Collected data entries:
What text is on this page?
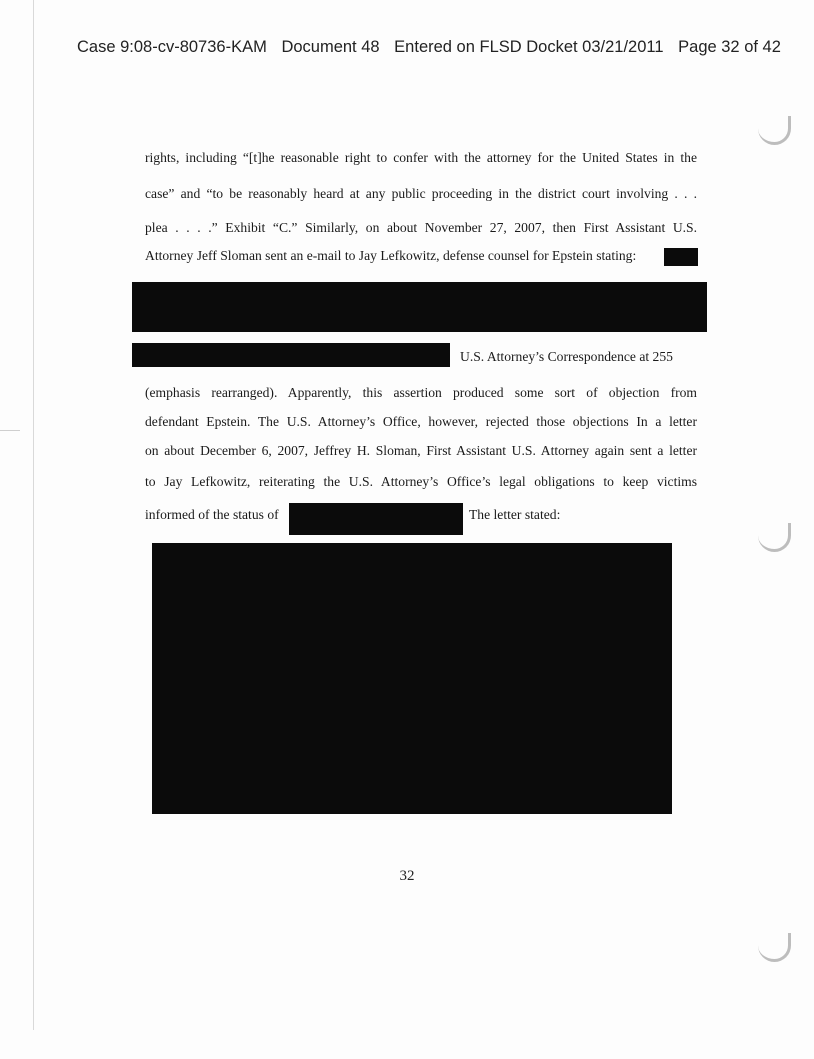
Case 9:08-cv-80736-KAM Document 48 Entered on FLSD Docket 03/21/2011 Page 32 of 42
rights, including “[t]he reasonable right to confer with the attorney for the United States in the
case” and “to be reasonably heard at any public proceeding in the district court involving . . .
plea . . . .” Exhibit “C.” Similarly, on about November 27, 2007, then First Assistant U.S.
Attorney Jeff Sloman sent an e-mail to Jay Lefkowitz, defense counsel for Epstein stating:
U.S. Attorney’s Correspondence at 255
(emphasis rearranged). Apparently, this assertion produced some sort of objection from
defendant Epstein. The U.S. Attorney’s Office, however, rejected those objections In a letter
on about December 6, 2007, Jeffrey H. Sloman, First Assistant U.S. Attorney again sent a letter
to Jay Lefkowitz, reiterating the U.S. Attorney’s Office’s legal obligations to keep victims
informed of the status of	The letter stated:
32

→ Set exercise
Write out every line above exactly as it is, leaving out the pictures.

→ Finished exercise
What text is on this page?
Case 9:08-cv-80736-KAM Document 48 Entered on FLSD Docket 03/21/2011 Page 32 of 42
rights, including “[t]he reasonable right to confer with the attorney for the United States in the
case” and “to be reasonably heard at any public proceeding in the district court involving . . .
plea . . . .” Exhibit “C.” Similarly, on about November 27, 2007, then First Assistant U.S.
Attorney Jeff Sloman sent an e-mail to Jay Lefkowitz, defense counsel for Epstein stating:
U.S. Attorney’s Correspondence at 255
(emphasis rearranged). Apparently, this assertion produced some sort of objection from
defendant Epstein. The U.S. Attorney’s Office, however, rejected those objections In a letter
on about December 6, 2007, Jeffrey H. Sloman, First Assistant U.S. Attorney again sent a letter
to Jay Lefkowitz, reiterating the U.S. Attorney’s Office’s legal obligations to keep victims
informed of the status of	The letter stated:
32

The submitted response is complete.